* **Set task**
Copy every line of the data below word for word, and leave any pictures out of your answer.

* **Supplied records**
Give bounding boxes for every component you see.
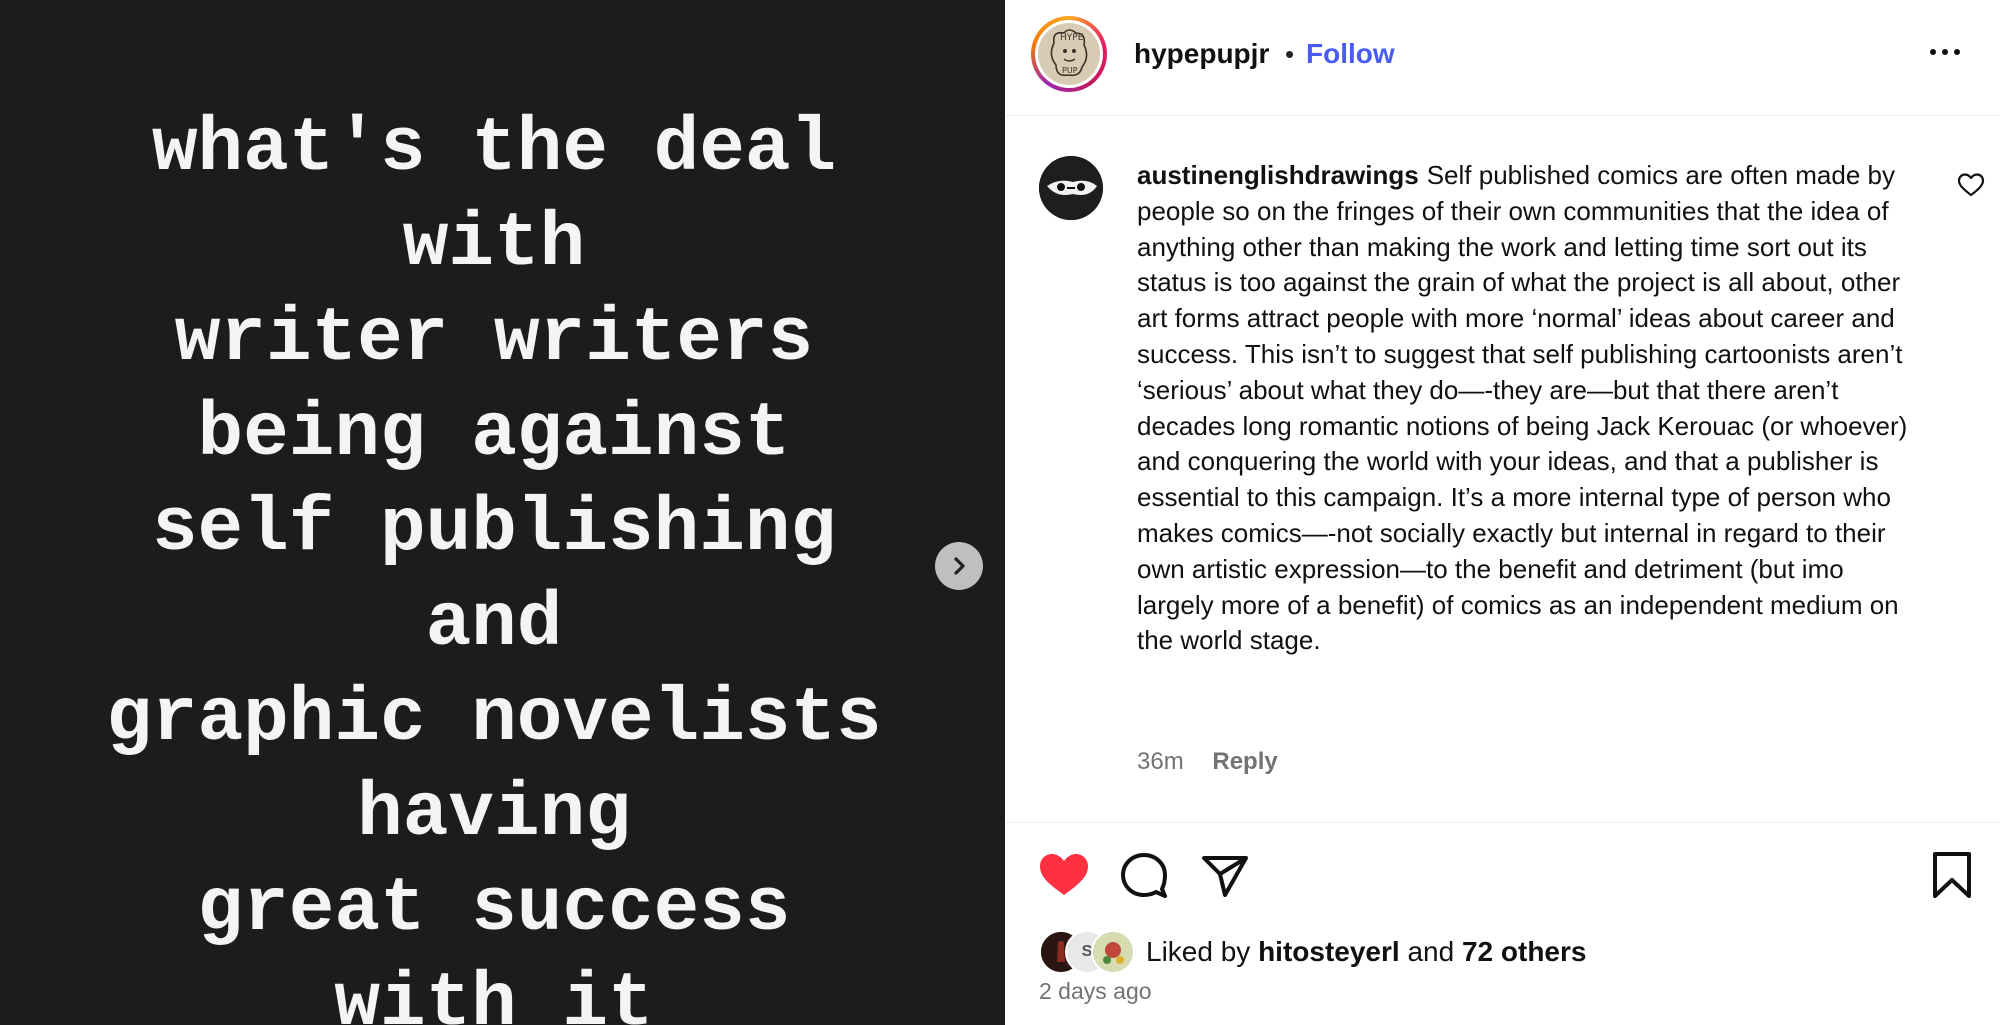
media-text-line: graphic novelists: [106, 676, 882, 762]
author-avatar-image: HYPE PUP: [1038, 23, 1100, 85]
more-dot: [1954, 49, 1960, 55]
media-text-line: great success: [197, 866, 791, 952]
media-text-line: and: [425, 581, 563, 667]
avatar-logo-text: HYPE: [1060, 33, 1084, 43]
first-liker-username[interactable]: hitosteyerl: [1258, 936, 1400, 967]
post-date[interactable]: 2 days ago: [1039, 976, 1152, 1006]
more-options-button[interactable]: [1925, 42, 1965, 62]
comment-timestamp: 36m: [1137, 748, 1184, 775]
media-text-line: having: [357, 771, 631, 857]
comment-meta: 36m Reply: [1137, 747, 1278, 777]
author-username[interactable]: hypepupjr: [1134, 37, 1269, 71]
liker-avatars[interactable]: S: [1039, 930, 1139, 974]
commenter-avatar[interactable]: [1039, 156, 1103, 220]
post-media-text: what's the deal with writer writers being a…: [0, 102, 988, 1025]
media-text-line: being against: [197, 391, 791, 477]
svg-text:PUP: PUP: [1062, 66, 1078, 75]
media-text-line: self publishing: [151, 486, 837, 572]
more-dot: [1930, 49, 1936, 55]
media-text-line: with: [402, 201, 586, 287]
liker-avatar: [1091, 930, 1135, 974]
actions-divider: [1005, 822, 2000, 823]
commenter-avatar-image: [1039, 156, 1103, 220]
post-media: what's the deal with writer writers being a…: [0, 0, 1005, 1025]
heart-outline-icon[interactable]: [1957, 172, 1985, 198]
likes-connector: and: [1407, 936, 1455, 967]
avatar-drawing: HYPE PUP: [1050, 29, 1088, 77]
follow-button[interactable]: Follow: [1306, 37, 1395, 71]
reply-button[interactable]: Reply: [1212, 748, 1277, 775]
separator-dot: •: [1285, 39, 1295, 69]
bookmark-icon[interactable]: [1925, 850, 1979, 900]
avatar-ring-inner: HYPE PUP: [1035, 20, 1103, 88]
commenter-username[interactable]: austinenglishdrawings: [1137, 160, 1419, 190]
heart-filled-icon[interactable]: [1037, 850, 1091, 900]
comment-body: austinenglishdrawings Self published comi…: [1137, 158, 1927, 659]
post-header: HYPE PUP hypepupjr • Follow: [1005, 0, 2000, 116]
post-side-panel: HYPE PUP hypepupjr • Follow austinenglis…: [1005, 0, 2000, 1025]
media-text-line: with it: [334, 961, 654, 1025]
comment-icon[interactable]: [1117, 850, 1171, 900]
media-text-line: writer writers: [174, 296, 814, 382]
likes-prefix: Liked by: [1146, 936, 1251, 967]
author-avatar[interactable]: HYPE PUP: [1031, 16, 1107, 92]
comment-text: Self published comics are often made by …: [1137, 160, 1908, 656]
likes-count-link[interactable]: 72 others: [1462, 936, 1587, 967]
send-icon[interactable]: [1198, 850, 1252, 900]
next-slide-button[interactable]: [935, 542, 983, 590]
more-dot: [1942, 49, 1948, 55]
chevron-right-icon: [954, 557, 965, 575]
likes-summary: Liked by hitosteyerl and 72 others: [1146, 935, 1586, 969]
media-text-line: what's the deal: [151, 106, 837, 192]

* **Worked answer**
Give bounding boxes for every component you see.
media-text-line: graphic novelists: [106, 676, 882, 762]
author-avatar-image: HYPE PUP: [1038, 23, 1100, 85]
more-dot: [1954, 49, 1960, 55]
media-text-line: great success: [197, 866, 791, 952]
media-text-line: and: [425, 581, 563, 667]
avatar-logo-text: HYPE: [1060, 33, 1084, 43]
first-liker-username[interactable]: hitosteyerl: [1258, 936, 1400, 967]
post-date[interactable]: 2 days ago: [1039, 976, 1152, 1006]
more-options-button[interactable]: [1925, 42, 1965, 62]
comment-timestamp: 36m: [1137, 748, 1184, 775]
media-text-line: having: [357, 771, 631, 857]
comment-meta: 36m Reply: [1137, 747, 1278, 777]
author-username[interactable]: hypepupjr: [1134, 37, 1269, 71]
liker-avatars[interactable]: S: [1039, 930, 1139, 974]
commenter-avatar[interactable]: [1039, 156, 1103, 220]
post-media-text: what's the deal with writer writers being a…: [0, 102, 988, 1025]
media-text-line: being against: [197, 391, 791, 477]
svg-text:PUP: PUP: [1062, 66, 1078, 75]
media-text-line: self publishing: [151, 486, 837, 572]
more-dot: [1930, 49, 1936, 55]
media-text-line: with: [402, 201, 586, 287]
liker-avatar: [1091, 930, 1135, 974]
actions-divider: [1005, 822, 2000, 823]
commenter-avatar-image: [1039, 156, 1103, 220]
post-media: what's the deal with writer writers being a…: [0, 0, 1005, 1025]
heart-outline-icon[interactable]: [1957, 172, 1985, 198]
likes-connector: and: [1407, 936, 1455, 967]
avatar-drawing: HYPE PUP: [1050, 29, 1088, 77]
follow-button[interactable]: Follow: [1306, 37, 1395, 71]
reply-button[interactable]: Reply: [1212, 748, 1277, 775]
separator-dot: •: [1285, 39, 1295, 69]
bookmark-icon[interactable]: [1925, 850, 1979, 900]
avatar-ring-inner: HYPE PUP: [1035, 20, 1103, 88]
commenter-username[interactable]: austinenglishdrawings: [1137, 160, 1419, 190]
heart-filled-icon[interactable]: [1037, 850, 1091, 900]
comment-body: austinenglishdrawings Self published comi…: [1137, 158, 1927, 659]
post-header: HYPE PUP hypepupjr • Follow: [1005, 0, 2000, 116]
post-side-panel: HYPE PUP hypepupjr • Follow austinenglis…: [1005, 0, 2000, 1025]
media-text-line: with it: [334, 961, 654, 1025]
comment-icon[interactable]: [1117, 850, 1171, 900]
media-text-line: writer writers: [174, 296, 814, 382]
likes-prefix: Liked by: [1146, 936, 1251, 967]
author-avatar[interactable]: HYPE PUP: [1031, 16, 1107, 92]
comment-text: Self published comics are often made by …: [1137, 160, 1908, 656]
likes-count-link[interactable]: 72 others: [1462, 936, 1587, 967]
send-icon[interactable]: [1198, 850, 1252, 900]
next-slide-button[interactable]: [935, 542, 983, 590]
more-dot: [1942, 49, 1948, 55]
chevron-right-icon: [954, 557, 965, 575]
likes-summary: Liked by hitosteyerl and 72 others: [1146, 935, 1586, 969]
media-text-line: what's the deal: [151, 106, 837, 192]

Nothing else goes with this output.